• Prompt: Pick out each line of the records in which the word "water" appears.
__________
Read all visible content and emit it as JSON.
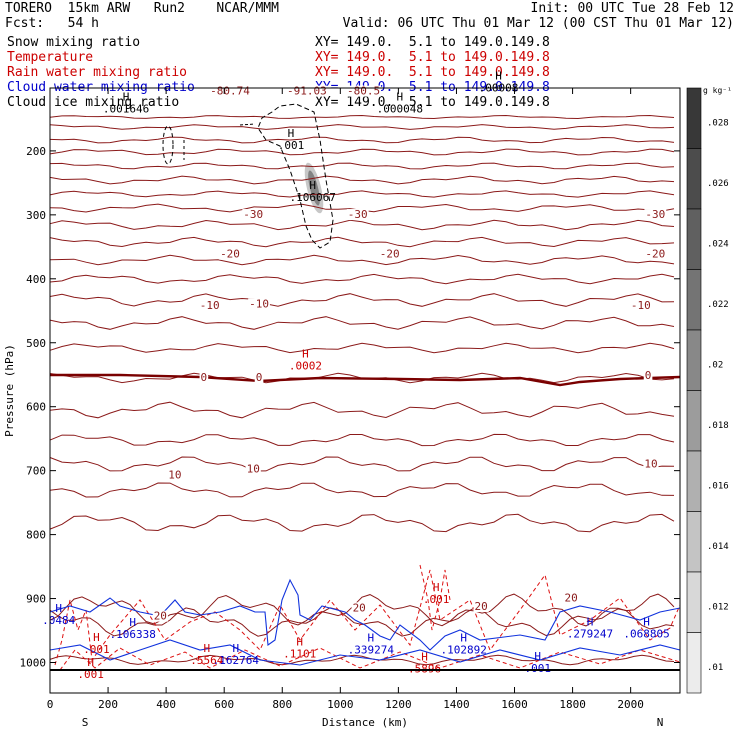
{
  "header": {
    "model": "TORERO  15km ARW   Run2    NCAR/MMM",
    "init": "Init: 00 UTC Tue 28 Feb 12",
    "fcst": "Fcst:   54 h",
    "valid": "Valid: 06 UTC Thu 01 Mar 12 (00 CST Thu 01 Mar 12)",
    "fields": [
      {
        "name": "Snow mixing ratio",
        "xy": "",
        "color": "#000000"
      },
      {
        "name": "Temperature",
        "xy": "XY= 149.0.  5.1 to 149.0.149.8",
        "color": "#cc0000"
      },
      {
        "name": "Rain water mixing ratio",
        "xy": "XY= 149.0.  5.1 to 149.0.149.8",
        "color": "#cc0000"
      },
      {
        "name": "Cloud water mixing ratio",
        "xy": "XY= 149.0.  5.1 to 149.0.149.8",
        "color": "#0000cc"
      },
      {
        "name": "Cloud ice mixing ratio",
        "xy": "XY= 149.0.  5.1 to 149.0.149.8",
        "color": "#000000"
      }
    ],
    "xy_black": "XY= 149.0.  5.1 to 149.0.149.8"
  },
  "chart_data": {
    "type": "contour cross-section",
    "xlabel": "Distance (km)",
    "ylabel": "Pressure (hPa)",
    "xlim": [
      0,
      2170
    ],
    "ylim": [
      1015,
      100
    ],
    "xticks": [
      0,
      200,
      400,
      600,
      800,
      1000,
      1200,
      1400,
      1600,
      1800,
      2000
    ],
    "yticks": [
      200,
      300,
      400,
      500,
      600,
      700,
      800,
      900,
      1000
    ],
    "endpoints": {
      "left": "S",
      "right": "N"
    },
    "colorbar": {
      "unit": "g kg⁻¹",
      "labels": [
        ".028",
        ".026",
        ".024",
        ".022",
        ".02",
        ".018",
        ".016",
        ".014",
        ".012",
        ".01"
      ],
      "grays": [
        "#383838",
        "#4c4c4c",
        "#606060",
        "#747474",
        "#888888",
        "#9c9c9c",
        "#b0b0b0",
        "#c4c4c4",
        "#d8d8d8",
        "#ececec"
      ]
    },
    "temperature_labels": [
      {
        "text": "-80.74",
        "x": 620,
        "p": 112
      },
      {
        "text": "-91.03",
        "x": 885,
        "p": 112
      },
      {
        "text": "-80.5",
        "x": 1080,
        "p": 112
      },
      {
        "text": "-30",
        "x": 700,
        "p": 305
      },
      {
        "text": "-30",
        "x": 1060,
        "p": 305
      },
      {
        "text": "-30",
        "x": 2085,
        "p": 305
      },
      {
        "text": "-20",
        "x": 620,
        "p": 367
      },
      {
        "text": "-20",
        "x": 1170,
        "p": 367
      },
      {
        "text": "-20",
        "x": 2085,
        "p": 367
      },
      {
        "text": "-10",
        "x": 550,
        "p": 447
      },
      {
        "text": "-10",
        "x": 720,
        "p": 445
      },
      {
        "text": "-10",
        "x": 2035,
        "p": 447
      },
      {
        "text": "0",
        "x": 530,
        "p": 560
      },
      {
        "text": "0",
        "x": 720,
        "p": 560
      },
      {
        "text": "0",
        "x": 2060,
        "p": 557
      },
      {
        "text": "10",
        "x": 430,
        "p": 712
      },
      {
        "text": "10",
        "x": 700,
        "p": 703
      },
      {
        "text": "10",
        "x": 2070,
        "p": 695
      },
      {
        "text": "20",
        "x": 380,
        "p": 933
      },
      {
        "text": "20",
        "x": 1065,
        "p": 920
      },
      {
        "text": "20",
        "x": 1485,
        "p": 918
      },
      {
        "text": "20",
        "x": 1795,
        "p": 905
      }
    ],
    "maxima": [
      {
        "text": ".001646",
        "x": 262,
        "p": 140,
        "color": "#000000"
      },
      {
        "text": ".001",
        "x": 830,
        "p": 197,
        "color": "#000000"
      },
      {
        "text": ".106067",
        "x": 905,
        "p": 278,
        "color": "#000000"
      },
      {
        "text": ".000048",
        "x": 1205,
        "p": 140,
        "color": "#000000"
      },
      {
        "text": ".00008",
        "x": 1545,
        "p": 107,
        "color": "#000000"
      },
      {
        "text": ".0002",
        "x": 880,
        "p": 542,
        "color": "#cc0000"
      },
      {
        "text": ".001",
        "x": 1330,
        "p": 907,
        "color": "#cc0000"
      },
      {
        "text": ".001",
        "x": 160,
        "p": 985,
        "color": "#cc0000"
      },
      {
        "text": ".001",
        "x": 140,
        "p": 1024,
        "color": "#cc0000"
      },
      {
        "text": ".1101",
        "x": 860,
        "p": 992,
        "color": "#cc0000"
      },
      {
        "text": ".5896",
        "x": 1290,
        "p": 1016,
        "color": "#cc0000"
      },
      {
        "text": ".5564",
        "x": 540,
        "p": 1002,
        "color": "#cc0000"
      },
      {
        "text": ".0484",
        "x": 30,
        "p": 940,
        "color": "#0000cc"
      },
      {
        "text": ".106338",
        "x": 285,
        "p": 962,
        "color": "#0000cc"
      },
      {
        "text": ".162764",
        "x": 640,
        "p": 1002,
        "color": "#0000cc"
      },
      {
        "text": ".339274",
        "x": 1105,
        "p": 986,
        "color": "#0000cc"
      },
      {
        "text": ".102892",
        "x": 1425,
        "p": 986,
        "color": "#0000cc"
      },
      {
        "text": ".001",
        "x": 1680,
        "p": 1015,
        "color": "#0000cc"
      },
      {
        "text": ".279247",
        "x": 1860,
        "p": 961,
        "color": "#0000cc"
      },
      {
        "text": ".068805",
        "x": 2055,
        "p": 961,
        "color": "#0000cc"
      }
    ]
  }
}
__________
• Complete output:
        "name": "Rain water mixing ratio",
        "name": "Cloud water mixing ratio",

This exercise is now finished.